» AUFGABE 1:
Fasse den Text über Joachim Löw in zwei Sätzen zusammen.
» AUFGABE 2:
Gib aus dem Text über Joachim Löw den Abschnitt von „Löw wirkte niedergeschlagen“ bis „können – und wollen.“ wortgetreu wieder.

Löw wirkte niedergeschlagen in Kazan. Was Wunder nach den großartigen Erfolgen in dieser großartigen Karriere. Der Triumph von Rio de Janeiro 2014 bleibt zwar sein Verdienst für die Ewigkeit, einen aktuellen Wert haben vergangene Höhenflüge im Spitzensport aber nicht. Ruhm ist vergänglich. Nirgendwo geht das so schnell wie im Fußball. Löw muss sich diesen Realitäten stellen. Aber Löw wird die Konsequenzen selbst ziehen müssen, die Verbandsführung wird diese Möglichkeit zwar beraten, aber mangels Alternativen nicht Realität werden lassen. Sie wird vom notwendigen Neuaufbau reden unter Löw, Wie Grindel noch vor zwei Tagen, den der mit seiner Vergangenheit aber kaum wird leisten können – und wollen.
Die Größe eines Menschen zeigt sich bekanntlich erst in der Niederlage. Joachim Löw wird diese Größe am Ende nicht vermissen lassen. Die Niederlage gegen Südkorea in der Vorrunde ist nicht einfach nur eine Niederlage, diese Niederlage ist das Ende eines Weges, möglicherweise sogar das Ende eines Konzepts. Die Niederlage von Kazan ändert von einem Moment auf den anderen alles. Fragen nach seiner Zukunft mag Löw nicht beantworten: »Das ist jetzt nicht der Zeitpunkt.« Ein trauriger Abschied für den Weltmeister. Aber das ist anderen Weltmeistern auch schon passiert. 2010 in Südafrika erwischte es Titelverteidiger Italien, vier Jahre später in Brasilien scheiterte Titelverteidiger Spanien früh.

Einträge der Sammlung:
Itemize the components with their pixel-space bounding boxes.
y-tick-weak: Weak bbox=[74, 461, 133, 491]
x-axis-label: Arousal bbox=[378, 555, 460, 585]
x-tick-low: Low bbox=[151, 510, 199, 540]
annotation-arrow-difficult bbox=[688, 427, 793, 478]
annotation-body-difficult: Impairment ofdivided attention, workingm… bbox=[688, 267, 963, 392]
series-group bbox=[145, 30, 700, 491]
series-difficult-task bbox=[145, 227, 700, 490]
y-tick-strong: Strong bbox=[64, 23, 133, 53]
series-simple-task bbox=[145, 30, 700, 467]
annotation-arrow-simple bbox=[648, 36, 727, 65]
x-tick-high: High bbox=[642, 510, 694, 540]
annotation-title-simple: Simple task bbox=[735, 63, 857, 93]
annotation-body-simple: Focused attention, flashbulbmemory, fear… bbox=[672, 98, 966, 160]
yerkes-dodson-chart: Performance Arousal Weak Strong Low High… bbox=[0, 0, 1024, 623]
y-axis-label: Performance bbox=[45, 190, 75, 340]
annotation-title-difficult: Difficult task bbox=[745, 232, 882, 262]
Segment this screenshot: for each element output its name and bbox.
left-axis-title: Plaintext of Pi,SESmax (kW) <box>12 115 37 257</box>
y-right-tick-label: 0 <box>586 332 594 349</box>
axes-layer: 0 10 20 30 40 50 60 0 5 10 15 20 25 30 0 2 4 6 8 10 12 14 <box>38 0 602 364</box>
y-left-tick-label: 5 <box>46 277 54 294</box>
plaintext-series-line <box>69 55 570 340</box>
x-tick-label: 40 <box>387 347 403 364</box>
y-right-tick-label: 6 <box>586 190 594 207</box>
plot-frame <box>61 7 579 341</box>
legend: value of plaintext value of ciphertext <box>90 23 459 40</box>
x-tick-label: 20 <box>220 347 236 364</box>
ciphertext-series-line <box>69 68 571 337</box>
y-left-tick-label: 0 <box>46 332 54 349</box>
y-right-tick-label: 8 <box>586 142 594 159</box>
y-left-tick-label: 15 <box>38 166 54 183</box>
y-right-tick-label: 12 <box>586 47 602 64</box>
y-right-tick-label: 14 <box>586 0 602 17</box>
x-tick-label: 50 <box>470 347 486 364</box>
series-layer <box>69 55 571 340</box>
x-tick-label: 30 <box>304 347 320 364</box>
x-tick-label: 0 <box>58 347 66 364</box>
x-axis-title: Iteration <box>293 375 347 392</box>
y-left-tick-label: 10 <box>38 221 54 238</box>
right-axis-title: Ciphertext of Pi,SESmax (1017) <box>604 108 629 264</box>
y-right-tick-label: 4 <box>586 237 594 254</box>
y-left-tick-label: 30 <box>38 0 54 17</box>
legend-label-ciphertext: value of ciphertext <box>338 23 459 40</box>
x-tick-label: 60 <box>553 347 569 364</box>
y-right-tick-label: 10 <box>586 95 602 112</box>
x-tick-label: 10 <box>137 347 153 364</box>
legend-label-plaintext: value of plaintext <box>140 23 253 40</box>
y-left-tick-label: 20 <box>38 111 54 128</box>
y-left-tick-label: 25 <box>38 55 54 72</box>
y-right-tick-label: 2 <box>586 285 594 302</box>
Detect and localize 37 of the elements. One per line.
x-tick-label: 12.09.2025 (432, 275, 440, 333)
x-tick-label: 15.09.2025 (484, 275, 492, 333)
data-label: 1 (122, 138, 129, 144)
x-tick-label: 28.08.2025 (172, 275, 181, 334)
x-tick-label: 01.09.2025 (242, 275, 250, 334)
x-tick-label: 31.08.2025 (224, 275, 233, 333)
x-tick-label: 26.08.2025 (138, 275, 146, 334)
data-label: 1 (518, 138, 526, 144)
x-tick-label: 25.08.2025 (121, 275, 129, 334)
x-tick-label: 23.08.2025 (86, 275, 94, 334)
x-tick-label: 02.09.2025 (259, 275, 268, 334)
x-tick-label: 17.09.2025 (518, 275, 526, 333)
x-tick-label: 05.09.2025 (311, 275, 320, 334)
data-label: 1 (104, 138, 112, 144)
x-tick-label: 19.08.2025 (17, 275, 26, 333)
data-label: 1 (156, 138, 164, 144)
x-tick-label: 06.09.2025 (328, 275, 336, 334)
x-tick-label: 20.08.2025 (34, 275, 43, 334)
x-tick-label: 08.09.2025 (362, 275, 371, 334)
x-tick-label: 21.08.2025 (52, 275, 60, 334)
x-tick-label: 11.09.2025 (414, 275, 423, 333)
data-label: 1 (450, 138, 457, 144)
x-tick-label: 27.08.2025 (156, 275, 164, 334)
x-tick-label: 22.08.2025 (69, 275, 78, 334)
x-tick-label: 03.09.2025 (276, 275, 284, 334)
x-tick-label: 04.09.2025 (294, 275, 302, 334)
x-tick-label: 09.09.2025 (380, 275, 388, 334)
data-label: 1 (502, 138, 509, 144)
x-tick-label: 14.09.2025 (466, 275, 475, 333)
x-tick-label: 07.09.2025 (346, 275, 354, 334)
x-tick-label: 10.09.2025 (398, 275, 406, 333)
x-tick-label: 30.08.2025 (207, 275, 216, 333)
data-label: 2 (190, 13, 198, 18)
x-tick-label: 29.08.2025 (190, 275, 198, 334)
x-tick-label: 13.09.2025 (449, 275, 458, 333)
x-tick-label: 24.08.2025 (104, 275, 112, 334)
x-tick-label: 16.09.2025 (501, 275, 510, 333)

» VOLLSTÄNDIGE ANTWORT 1:
Joachim Löw wirkte nach der Vorrundenniederlage gegen Südkorea in Kazan niedergeschlagen, und diese Niederlage gilt als Ende eines Weges, möglicherweise sogar eines Konzepts. Der Triumph von Rio de Janeiro 2014 bleibt zwar sein Verdienst, doch Löw muss die Konsequenzen selbst ziehen, während ein solcher trauriger Abschied mit Italien 2010 und Spanien 2014 auch schon anderen Weltmeistern widerfahren ist.

» VOLLSTÄNDIGE ANTWORT 2:
Löw wirkte niedergeschlagen in Kazan. Was Wunder nach den großartigen Erfolgen in dieser großartigen Karriere. Der Triumph von Rio de Janeiro 2014 bleibt zwar sein Verdienst für die Ewigkeit, einen aktuellen Wert haben vergangene Höhenflüge im Spitzensport aber nicht. Ruhm ist vergänglich. Nirgendwo geht das so schnell wie im Fußball. Löw muss sich diesen Realitäten stellen. Aber Löw wird die Konsequenzen selbst ziehen müssen, die Verbandsführung wird diese Möglichkeit zwar beraten, aber mangels Alternativen nicht Realität werden lassen. Sie wird vom notwendigen Neuaufbau reden unter Löw, Wie Grindel noch vor zwei Tagen, den der mit seiner Vergangenheit aber kaum wird leisten können – und wollen.